**Aim of the task**
Each line that includes the word "name" counts once; give the total and nothing more.

**Material provided**
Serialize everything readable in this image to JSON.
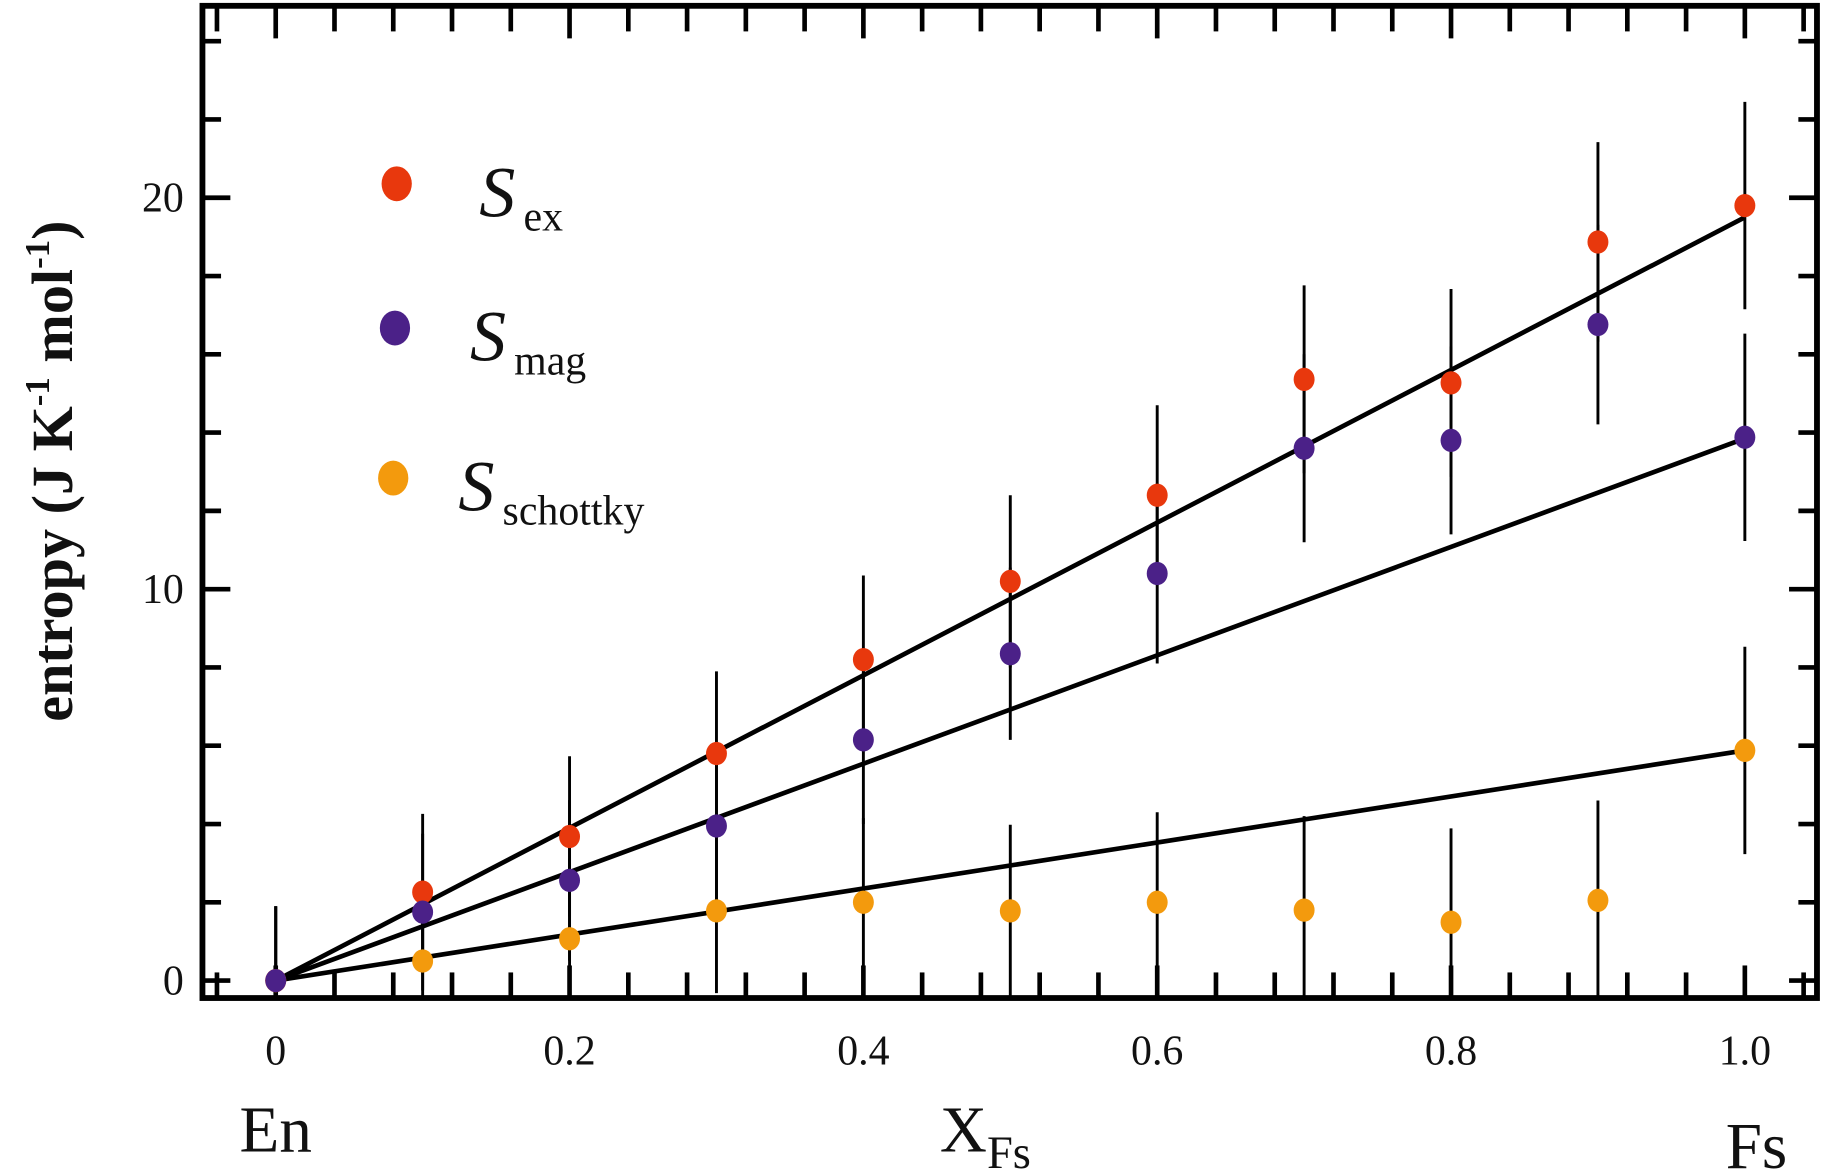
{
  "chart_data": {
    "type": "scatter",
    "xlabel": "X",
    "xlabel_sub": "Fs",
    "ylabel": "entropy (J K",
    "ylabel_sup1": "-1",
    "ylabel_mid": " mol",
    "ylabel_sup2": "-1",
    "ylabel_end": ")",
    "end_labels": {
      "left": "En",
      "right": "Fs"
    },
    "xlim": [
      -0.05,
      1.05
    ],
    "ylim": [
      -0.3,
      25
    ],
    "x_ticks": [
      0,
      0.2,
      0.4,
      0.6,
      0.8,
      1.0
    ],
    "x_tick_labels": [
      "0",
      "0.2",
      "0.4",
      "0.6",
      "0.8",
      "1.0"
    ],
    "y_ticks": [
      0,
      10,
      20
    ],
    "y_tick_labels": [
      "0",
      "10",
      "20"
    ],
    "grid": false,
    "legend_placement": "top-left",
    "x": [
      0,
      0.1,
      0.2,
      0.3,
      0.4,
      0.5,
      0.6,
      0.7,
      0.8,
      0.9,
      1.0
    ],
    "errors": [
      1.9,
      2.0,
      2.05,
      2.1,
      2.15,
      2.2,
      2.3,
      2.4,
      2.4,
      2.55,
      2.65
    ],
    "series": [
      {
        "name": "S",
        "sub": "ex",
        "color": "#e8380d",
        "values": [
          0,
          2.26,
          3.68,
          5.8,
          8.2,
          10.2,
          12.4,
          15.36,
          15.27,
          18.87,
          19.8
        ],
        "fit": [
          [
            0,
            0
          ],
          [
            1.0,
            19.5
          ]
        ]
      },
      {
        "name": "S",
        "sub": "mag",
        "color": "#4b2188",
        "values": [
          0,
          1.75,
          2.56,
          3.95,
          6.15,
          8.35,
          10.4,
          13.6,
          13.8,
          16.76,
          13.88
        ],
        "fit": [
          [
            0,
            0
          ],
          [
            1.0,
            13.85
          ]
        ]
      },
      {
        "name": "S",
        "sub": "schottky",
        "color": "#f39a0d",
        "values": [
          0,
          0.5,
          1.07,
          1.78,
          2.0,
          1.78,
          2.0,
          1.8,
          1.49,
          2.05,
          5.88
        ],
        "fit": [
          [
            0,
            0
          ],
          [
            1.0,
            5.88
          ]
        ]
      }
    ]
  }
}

==

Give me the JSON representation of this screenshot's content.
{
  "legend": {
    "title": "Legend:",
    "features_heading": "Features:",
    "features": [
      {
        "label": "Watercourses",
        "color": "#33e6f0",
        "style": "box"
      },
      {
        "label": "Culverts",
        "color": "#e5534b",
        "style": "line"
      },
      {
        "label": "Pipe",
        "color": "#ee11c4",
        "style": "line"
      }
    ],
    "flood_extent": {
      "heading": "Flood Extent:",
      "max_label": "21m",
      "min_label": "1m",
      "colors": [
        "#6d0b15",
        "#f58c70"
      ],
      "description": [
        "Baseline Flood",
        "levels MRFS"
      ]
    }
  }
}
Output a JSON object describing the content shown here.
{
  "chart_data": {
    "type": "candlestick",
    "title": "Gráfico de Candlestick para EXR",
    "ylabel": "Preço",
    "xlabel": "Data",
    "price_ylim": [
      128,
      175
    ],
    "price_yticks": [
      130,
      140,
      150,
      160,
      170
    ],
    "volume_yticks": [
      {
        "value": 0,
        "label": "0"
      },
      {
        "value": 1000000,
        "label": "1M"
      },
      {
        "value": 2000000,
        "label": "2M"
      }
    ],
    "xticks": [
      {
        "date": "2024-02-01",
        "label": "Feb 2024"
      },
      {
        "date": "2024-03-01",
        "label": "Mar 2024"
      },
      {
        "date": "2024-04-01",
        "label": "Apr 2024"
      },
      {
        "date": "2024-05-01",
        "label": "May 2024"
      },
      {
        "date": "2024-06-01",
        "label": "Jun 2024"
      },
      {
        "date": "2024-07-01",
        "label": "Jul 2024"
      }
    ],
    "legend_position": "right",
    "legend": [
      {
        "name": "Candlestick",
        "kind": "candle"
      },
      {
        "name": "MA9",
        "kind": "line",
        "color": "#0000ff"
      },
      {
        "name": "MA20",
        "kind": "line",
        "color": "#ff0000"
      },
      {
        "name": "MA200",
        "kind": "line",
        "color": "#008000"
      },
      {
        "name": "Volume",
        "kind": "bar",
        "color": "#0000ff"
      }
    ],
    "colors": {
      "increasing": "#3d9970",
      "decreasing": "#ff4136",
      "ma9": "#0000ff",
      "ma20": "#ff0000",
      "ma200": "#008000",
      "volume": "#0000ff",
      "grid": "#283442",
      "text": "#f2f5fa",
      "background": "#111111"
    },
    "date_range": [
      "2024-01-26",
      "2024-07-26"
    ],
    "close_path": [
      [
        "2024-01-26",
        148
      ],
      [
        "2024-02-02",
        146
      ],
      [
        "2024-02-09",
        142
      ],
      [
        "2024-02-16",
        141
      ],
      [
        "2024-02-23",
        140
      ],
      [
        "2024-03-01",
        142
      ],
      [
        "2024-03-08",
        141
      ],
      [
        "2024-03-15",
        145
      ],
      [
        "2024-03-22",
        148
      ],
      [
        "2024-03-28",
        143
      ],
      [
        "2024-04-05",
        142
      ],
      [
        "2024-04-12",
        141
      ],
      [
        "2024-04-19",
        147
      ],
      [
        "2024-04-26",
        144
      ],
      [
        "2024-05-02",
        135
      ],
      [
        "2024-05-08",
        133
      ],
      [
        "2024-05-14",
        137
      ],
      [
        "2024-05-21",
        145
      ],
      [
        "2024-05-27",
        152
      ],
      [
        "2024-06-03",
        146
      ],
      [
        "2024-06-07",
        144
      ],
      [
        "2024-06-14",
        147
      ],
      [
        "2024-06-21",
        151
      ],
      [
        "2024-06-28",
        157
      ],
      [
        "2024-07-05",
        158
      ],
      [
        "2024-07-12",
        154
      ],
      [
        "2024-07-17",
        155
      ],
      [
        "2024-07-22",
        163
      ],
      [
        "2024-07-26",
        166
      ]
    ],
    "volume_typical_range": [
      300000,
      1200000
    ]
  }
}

**Complete output**
8